• _What is required_
Retype the listing that follows, word for word.

• _Records for this exercise_

━━━━

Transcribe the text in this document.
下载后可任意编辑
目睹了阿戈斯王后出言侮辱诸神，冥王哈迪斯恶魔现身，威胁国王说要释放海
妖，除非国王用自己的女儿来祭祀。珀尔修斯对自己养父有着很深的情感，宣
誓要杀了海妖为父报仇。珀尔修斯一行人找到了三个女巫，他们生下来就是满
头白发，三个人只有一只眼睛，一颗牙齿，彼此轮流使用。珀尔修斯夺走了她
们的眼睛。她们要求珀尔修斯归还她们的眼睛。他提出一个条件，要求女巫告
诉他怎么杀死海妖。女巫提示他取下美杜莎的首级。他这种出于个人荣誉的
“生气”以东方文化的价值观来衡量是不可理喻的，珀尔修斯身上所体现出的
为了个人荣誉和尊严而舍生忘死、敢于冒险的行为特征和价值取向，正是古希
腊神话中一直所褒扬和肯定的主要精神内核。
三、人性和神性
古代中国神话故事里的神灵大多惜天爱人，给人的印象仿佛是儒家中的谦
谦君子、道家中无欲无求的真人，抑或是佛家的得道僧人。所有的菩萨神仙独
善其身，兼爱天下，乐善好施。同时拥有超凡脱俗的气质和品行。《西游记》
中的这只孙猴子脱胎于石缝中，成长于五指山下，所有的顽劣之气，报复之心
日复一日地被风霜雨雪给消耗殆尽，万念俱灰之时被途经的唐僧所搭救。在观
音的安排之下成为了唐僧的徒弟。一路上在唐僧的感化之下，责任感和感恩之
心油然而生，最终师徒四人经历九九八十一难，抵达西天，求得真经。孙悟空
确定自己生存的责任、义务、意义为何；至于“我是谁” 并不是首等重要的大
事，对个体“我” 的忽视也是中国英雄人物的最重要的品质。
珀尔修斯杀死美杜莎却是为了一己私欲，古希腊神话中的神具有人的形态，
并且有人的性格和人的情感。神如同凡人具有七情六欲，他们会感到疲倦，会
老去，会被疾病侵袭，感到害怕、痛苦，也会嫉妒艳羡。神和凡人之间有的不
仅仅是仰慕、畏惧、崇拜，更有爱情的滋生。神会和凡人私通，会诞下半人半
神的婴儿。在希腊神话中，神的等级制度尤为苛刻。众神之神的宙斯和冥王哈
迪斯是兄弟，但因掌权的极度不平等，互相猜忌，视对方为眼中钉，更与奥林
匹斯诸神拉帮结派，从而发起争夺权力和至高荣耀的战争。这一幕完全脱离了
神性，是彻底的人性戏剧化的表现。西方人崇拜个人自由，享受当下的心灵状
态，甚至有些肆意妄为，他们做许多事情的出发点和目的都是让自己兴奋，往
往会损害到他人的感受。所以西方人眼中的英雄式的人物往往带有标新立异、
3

━━━━

• _Exercise result_
Transcribe the text in this document.
下载后可任意编辑
目睹了阿戈斯王后出言侮辱诸神，冥王哈迪斯恶魔现身，威胁国王说要释放海
妖，除非国王用自己的女儿来祭祀。珀尔修斯对自己养父有着很深的情感，宣
誓要杀了海妖为父报仇。珀尔修斯一行人找到了三个女巫，他们生下来就是满
头白发，三个人只有一只眼睛，一颗牙齿，彼此轮流使用。珀尔修斯夺走了她
们的眼睛。她们要求珀尔修斯归还她们的眼睛。他提出一个条件，要求女巫告
诉他怎么杀死海妖。女巫提示他取下美杜莎的首级。他这种出于个人荣誉的
“生气”以东方文化的价值观来衡量是不可理喻的，珀尔修斯身上所体现出的
为了个人荣誉和尊严而舍生忘死、敢于冒险的行为特征和价值取向，正是古希
腊神话中一直所褒扬和肯定的主要精神内核。
三、人性和神性
古代中国神话故事里的神灵大多惜天爱人，给人的印象仿佛是儒家中的谦
谦君子、道家中无欲无求的真人，抑或是佛家的得道僧人。所有的菩萨神仙独
善其身，兼爱天下，乐善好施。同时拥有超凡脱俗的气质和品行。《西游记》
中的这只孙猴子脱胎于石缝中，成长于五指山下，所有的顽劣之气，报复之心
日复一日地被风霜雨雪给消耗殆尽，万念俱灰之时被途经的唐僧所搭救。在观
音的安排之下成为了唐僧的徒弟。一路上在唐僧的感化之下，责任感和感恩之
心油然而生，最终师徒四人经历九九八十一难，抵达西天，求得真经。孙悟空
确定自己生存的责任、义务、意义为何；至于“我是谁” 并不是首等重要的大
事，对个体“我” 的忽视也是中国英雄人物的最重要的品质。
珀尔修斯杀死美杜莎却是为了一己私欲，古希腊神话中的神具有人的形态，
并且有人的性格和人的情感。神如同凡人具有七情六欲，他们会感到疲倦，会
老去，会被疾病侵袭，感到害怕、痛苦，也会嫉妒艳羡。神和凡人之间有的不
仅仅是仰慕、畏惧、崇拜，更有爱情的滋生。神会和凡人私通，会诞下半人半
神的婴儿。在希腊神话中，神的等级制度尤为苛刻。众神之神的宙斯和冥王哈
迪斯是兄弟，但因掌权的极度不平等，互相猜忌，视对方为眼中钉，更与奥林
匹斯诸神拉帮结派，从而发起争夺权力和至高荣耀的战争。这一幕完全脱离了
神性，是彻底的人性戏剧化的表现。西方人崇拜个人自由，享受当下的心灵状
态，甚至有些肆意妄为，他们做许多事情的出发点和目的都是让自己兴奋，往
往会损害到他人的感受。所以西方人眼中的英雄式的人物往往带有标新立异、
3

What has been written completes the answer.